Task description
Extract each line where the string "dans" shows up.

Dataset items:
★ ★ ★ ★ ★
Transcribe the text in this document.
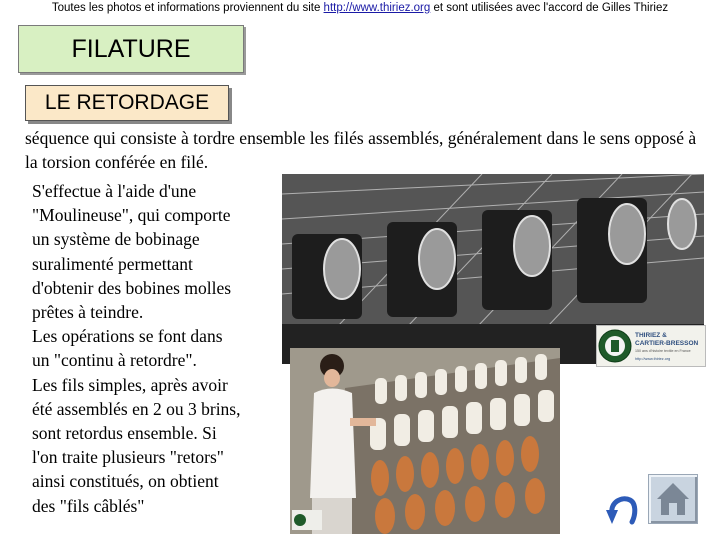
Toutes les photos et informations proviennent du site http://www.thiriez.org et sont utilisées avec l'accord de Gilles Thiriez
FILATURE
LE RETORDAGE
séquence qui consiste à tordre ensemble les filés assemblés, généralement dans le sens opposé à la torsion conférée en filé.
S'effectue à l'aide d'une
"Moulineuse", qui comporte
un système de bobinage
suralimenté permettant
d'obtenir des bobines molles
prêtes à teindre.
Les opérations se font dans
un "continu à retordre".
Les fils simples, après avoir
été assemblés en 2 ou 3 brins,
sont retordus ensemble. Si
l'on traite plusieurs "retors"
ainsi constitués, on obtient
des "fils câblés"
THIRIEZ &
CARTIER-BRESSON
150 ans d'histoire textile en France
http://www.thiriez.org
★ ★ ★ ★ ★
Solution for this problem
séquence qui consiste à tordre ensemble les filés assemblés, généralement dans le sens opposé à la torsion conférée en filé.
Les opérations se font dans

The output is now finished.